* **Task to carry out**: Look through the data below. Collect every line where the word "then" occurs.

[Data records]
****

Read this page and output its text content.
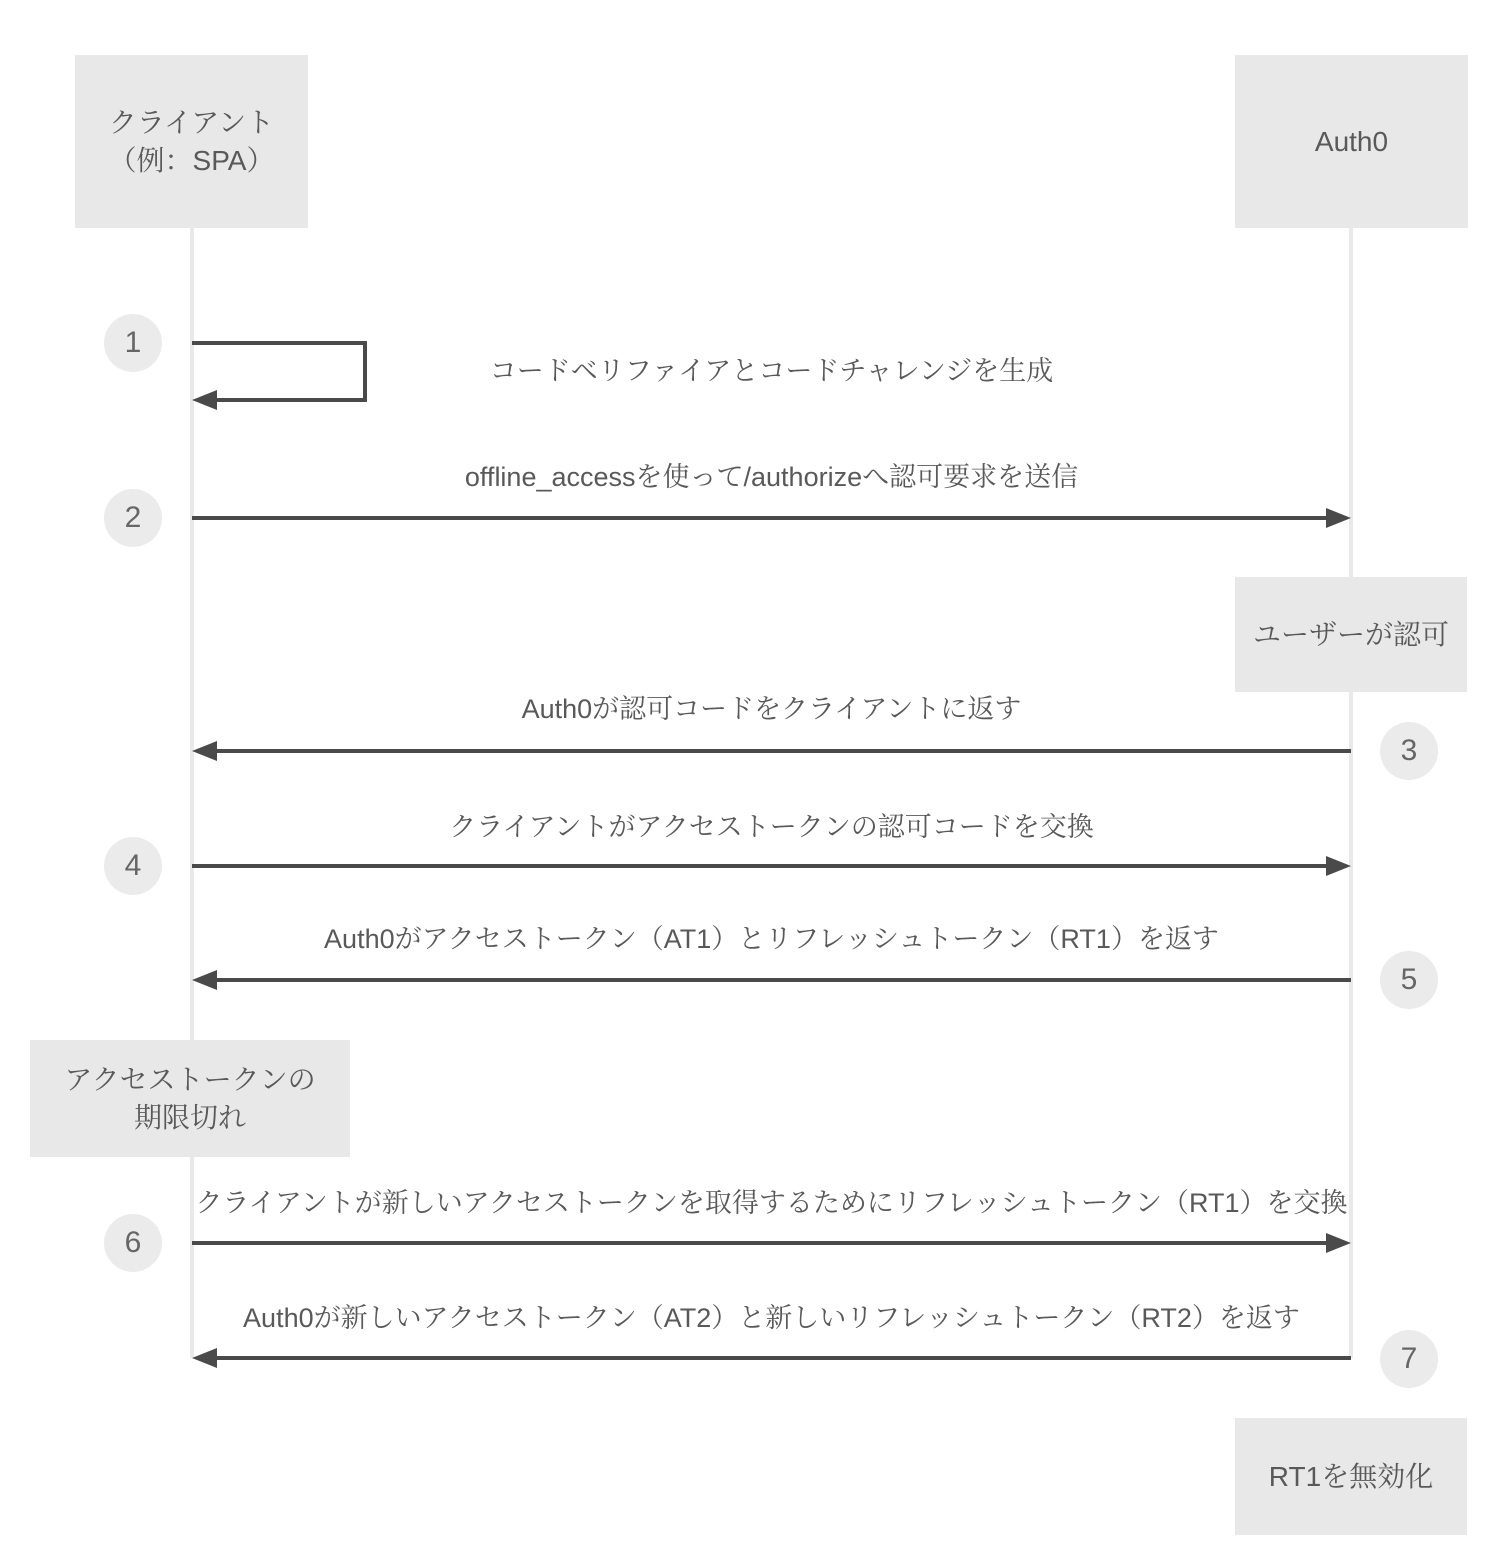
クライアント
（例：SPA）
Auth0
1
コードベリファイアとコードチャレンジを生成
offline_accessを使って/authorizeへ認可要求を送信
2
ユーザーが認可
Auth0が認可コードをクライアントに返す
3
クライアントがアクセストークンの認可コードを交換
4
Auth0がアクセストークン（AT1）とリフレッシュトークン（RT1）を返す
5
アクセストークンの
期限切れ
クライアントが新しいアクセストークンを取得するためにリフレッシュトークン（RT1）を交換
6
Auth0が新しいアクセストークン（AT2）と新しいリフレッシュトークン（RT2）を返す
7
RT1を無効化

****

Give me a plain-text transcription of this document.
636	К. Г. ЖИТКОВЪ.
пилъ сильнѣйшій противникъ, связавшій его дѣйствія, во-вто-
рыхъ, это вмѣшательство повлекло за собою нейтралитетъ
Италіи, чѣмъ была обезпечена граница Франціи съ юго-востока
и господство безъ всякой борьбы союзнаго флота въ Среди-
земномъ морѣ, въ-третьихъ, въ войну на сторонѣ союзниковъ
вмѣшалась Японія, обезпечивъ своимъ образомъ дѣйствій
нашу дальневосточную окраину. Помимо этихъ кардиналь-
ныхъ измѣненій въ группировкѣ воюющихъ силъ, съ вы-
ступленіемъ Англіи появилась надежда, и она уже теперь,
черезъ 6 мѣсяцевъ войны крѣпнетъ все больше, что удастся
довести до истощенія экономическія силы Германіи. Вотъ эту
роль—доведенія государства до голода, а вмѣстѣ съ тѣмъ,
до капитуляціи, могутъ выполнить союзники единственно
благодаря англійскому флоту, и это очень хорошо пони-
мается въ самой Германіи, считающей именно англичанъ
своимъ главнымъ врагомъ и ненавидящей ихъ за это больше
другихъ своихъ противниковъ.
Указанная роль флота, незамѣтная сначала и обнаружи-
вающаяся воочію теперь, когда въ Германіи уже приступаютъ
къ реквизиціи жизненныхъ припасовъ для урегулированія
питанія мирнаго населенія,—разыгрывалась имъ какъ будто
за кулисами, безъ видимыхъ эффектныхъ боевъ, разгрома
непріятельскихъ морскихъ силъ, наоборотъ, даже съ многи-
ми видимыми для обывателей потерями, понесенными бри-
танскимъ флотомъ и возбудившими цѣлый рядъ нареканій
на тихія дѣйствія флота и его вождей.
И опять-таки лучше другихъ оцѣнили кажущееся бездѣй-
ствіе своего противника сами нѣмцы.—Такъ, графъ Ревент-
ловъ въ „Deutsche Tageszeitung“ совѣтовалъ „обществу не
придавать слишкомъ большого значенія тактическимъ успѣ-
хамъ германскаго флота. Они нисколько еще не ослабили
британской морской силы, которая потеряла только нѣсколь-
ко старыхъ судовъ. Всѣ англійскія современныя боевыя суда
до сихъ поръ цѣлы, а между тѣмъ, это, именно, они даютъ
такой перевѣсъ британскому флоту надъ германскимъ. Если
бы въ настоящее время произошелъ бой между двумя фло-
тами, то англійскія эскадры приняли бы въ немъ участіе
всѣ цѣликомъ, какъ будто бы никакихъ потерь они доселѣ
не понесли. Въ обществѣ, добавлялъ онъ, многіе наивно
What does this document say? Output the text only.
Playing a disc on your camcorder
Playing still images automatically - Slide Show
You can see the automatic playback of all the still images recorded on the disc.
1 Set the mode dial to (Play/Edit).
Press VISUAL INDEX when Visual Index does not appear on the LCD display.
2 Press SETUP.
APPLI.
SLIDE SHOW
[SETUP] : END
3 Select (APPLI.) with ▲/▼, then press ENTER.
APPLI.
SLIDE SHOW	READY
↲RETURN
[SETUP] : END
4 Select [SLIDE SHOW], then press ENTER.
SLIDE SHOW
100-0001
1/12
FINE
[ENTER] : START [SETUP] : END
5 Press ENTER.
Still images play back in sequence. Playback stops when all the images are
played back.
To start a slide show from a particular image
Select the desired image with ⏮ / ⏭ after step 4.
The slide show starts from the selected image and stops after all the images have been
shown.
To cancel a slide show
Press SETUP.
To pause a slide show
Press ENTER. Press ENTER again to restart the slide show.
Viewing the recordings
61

****

* **Solution for this problem**:
3 Select (APPLI.) with ▲/▼, then press ENTER.
4 Select [SLIDE SHOW], then press ENTER.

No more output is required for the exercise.